Edmonton Journal

Universiti­es are a key industry

Goal of educating wise citizens should be spared the budget axe

- NATHAN KOWALSKY Nathan Kowalsky teaches philosophy at St. Joseph’s College, University of Alberta.

In times of economic difficulty — like Thursday’s provincial budget — universiti­es come under pressure. Finance Minister Doug Horner’s budget speech promised “over $2 billion in base operating grants in 2013-14,” but did not mention that this amounts to a 6.8-percent reduction.

Cuts to university funding will likely mean fewer programs and perhaps even fewer professors, while research must be commercial­ized to make up for the shortfall. Horner says, “We need to more closely align university research funding with the government’s economic diversific­ation agenda.”

But a clarificat­ion is in order. The STEM (science, technology, engineerin­g and medicine) discipline­s are not likely to feel the budgetary pinch, because “this dynamic new direction” is supposed to produce “worldclass research in important fields like health, food safety, environmen­t and energy,” and then “deliver that research to market.”

This ends up as a “oncein-a-generation restructur­ing” where we focus on core priorities.

Meanwhile, those discipline­s known as the arts — history, anthropolo­gy, drama, literature, etc. — will likely find themselves increasing­ly outside this new mandate. They aren’t core priorities.

After all, in “challengin­g times” why should our province spend money on scholarshi­p that doesn’t help us create jobs and foster economic growth?

That’s a good question, so let’s examine it for a moment. But hang on: how are we supposed to answer it?

It’s a “should” question — it’s about value — and “should” questions are not answered by techno-scientific innovation. The expertise of the STEM discipline­s lies in discoverin­g facts, but explicitly avoids issues of value and meaning.

Educated answers to big questions about social goals are one important service that universiti­es provide Alberta with.

So if we want to know why we should focus academic research on getting jobs and making money, we need to rely on academic research that (supposedly) doesn’t help us get jobs and make money. That is, we also need research that can help us answer “should” questions.

So here’s a “should” question for Albertans, be they politician­s, professors or private-sector employees: what value is there in thinking about things that (supposedly) don’t help us get jobs and money? Or further: should we, as a province, spend money on those things?

Interestin­gly enough, you already have an answer. If you have a job and make money, you use it to provide something else. You pay your bills, of course, and then you do all sorts of things in your spare time which probably don’t help you get a job or make money.

So what really interests you? What would you do if you had all the spare time and spare money in the world? Those things are valuable even if they don’t help you get a job or make more money.

When we consider the purpose of wealth and leisure, it becomes clear that some people want to study the STEM discipline­s just for the sake of discoverin­g the nature of the universe. Others might want to investigat­e the meaning of life or the things we do when we’re not working: big questions, value questions. Why are we here? Where are we going? How should we live? What aspects of our society should change?

These are fundamenta­lly human questions that everybody will eventually ask, and this is what gets studied in arts faculties: the meaning of great literature and music, or the nature of being human, or how to logically evaluate competing arguments for a course of action, or how and why we ended up here, or how our minds work, or how our society compares to other societies, or what the purpose of science and technology should be.

::::::::::

* [WORK REQUEST]
Reproduce word for word the stretch of the opinion piece on university funding from "Interestin­gly enough, you" through "society should change?".

[Stored records]
::::::::::

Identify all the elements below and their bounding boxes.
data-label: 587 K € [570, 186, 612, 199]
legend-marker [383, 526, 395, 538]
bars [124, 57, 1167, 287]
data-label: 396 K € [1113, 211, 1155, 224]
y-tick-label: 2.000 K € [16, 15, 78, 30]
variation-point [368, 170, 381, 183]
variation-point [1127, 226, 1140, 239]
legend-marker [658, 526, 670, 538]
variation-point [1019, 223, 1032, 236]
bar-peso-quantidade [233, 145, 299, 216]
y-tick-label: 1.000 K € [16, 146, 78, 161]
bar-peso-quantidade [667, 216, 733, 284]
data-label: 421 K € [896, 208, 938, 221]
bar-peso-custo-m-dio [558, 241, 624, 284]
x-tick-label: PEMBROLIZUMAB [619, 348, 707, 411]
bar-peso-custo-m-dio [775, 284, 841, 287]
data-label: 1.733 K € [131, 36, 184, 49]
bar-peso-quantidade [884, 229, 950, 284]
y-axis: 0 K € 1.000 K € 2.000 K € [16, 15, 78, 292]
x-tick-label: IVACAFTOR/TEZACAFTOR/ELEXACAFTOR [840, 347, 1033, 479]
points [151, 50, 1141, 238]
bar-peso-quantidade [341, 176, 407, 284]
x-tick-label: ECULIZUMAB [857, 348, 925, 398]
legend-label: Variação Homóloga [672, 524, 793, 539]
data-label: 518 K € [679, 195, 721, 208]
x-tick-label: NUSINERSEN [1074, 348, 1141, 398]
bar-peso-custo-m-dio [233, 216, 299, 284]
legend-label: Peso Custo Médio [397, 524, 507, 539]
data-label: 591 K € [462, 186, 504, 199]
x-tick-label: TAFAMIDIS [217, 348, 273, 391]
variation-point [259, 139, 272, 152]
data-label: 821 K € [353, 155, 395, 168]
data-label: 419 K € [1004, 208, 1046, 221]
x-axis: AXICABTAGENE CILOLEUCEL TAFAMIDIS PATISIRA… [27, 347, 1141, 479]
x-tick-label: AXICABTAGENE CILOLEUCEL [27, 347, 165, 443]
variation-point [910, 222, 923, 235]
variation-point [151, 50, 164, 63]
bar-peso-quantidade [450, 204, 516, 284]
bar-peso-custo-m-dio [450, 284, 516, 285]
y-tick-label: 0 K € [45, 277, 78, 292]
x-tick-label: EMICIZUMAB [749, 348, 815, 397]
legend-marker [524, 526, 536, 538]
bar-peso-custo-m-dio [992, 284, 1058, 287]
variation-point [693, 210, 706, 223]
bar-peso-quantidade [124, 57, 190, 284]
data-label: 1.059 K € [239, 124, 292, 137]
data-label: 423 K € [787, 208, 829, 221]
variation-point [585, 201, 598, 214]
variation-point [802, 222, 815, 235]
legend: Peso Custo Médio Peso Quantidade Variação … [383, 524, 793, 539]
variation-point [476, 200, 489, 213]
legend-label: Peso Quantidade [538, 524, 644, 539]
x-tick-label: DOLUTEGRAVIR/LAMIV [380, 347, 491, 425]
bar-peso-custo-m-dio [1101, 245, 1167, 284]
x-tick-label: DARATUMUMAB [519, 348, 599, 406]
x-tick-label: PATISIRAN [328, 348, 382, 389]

::::::::::

* [EXERCISE SOLUTION]
Interestin­gly enough, you already have an answer. If you have a job and make money, you use it to provide something else. You pay your bills, of course, and then you do all sorts of things in your spare time which probably don’t help you get a job or make money.

So what really interests you? What would you do if you had all the spare time and spare money in the world? Those things are valuable even if they don’t help you get a job or make more money.

When we consider the purpose of wealth and leisure, it becomes clear that some people want to study the STEM discipline­s just for the sake of discoverin­g the nature of the universe. Others might want to investigat­e the meaning of life or the things we do when we’re not working: big questions, value questions. Why are we here? Where are we going? How should we live? What aspects of our society should change?